- YOUR ASSIGNMENT: Filter the entries beneath this task, copying only the lines that hold the word "GRUPO".

RECORD EXCERPTS START

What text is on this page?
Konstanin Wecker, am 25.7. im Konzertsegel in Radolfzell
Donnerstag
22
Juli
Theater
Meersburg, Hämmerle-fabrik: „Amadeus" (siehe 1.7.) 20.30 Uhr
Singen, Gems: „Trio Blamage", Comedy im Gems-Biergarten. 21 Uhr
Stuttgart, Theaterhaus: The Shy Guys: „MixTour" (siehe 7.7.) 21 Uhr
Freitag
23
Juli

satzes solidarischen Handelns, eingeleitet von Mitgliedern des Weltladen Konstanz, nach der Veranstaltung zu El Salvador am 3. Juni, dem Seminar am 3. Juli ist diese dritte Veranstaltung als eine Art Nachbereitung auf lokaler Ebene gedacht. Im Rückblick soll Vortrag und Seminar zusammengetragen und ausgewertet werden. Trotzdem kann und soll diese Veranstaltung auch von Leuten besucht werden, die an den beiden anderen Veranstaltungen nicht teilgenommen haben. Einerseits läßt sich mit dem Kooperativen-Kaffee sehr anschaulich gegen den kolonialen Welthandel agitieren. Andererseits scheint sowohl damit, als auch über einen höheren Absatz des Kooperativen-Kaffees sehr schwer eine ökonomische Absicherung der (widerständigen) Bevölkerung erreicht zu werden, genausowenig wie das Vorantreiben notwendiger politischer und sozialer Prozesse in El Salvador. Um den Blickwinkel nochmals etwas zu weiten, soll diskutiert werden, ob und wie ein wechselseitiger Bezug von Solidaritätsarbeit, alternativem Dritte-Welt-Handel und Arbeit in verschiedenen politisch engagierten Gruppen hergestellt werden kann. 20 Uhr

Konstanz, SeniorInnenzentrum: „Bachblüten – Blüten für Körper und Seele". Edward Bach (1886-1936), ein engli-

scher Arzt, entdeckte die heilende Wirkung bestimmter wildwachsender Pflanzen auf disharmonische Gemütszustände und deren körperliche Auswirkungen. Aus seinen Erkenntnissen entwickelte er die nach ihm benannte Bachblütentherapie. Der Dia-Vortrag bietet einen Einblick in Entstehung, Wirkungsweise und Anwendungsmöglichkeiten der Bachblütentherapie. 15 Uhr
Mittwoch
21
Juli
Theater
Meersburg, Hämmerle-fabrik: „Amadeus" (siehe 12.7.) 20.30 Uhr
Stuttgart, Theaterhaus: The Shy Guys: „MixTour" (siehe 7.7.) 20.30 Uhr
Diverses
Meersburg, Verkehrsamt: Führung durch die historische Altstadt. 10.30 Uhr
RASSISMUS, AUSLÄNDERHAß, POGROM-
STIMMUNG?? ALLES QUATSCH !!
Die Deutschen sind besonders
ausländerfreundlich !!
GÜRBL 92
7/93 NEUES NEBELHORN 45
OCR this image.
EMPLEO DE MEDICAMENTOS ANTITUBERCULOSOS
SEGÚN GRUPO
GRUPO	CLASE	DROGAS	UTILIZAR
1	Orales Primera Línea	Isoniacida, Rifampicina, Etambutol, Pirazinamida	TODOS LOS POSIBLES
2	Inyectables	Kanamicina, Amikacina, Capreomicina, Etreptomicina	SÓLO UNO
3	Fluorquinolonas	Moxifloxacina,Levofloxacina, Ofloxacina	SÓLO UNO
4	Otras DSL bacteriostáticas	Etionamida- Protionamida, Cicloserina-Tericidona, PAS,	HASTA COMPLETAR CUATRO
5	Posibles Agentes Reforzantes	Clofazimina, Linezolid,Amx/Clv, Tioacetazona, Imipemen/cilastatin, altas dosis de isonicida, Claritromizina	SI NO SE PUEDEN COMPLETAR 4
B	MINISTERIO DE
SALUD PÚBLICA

RECORD EXCERPTS END

- RESPONSE BELOW:
SEGÚN GRUPO
GRUPO	CLASE	DROGAS	UTILIZAR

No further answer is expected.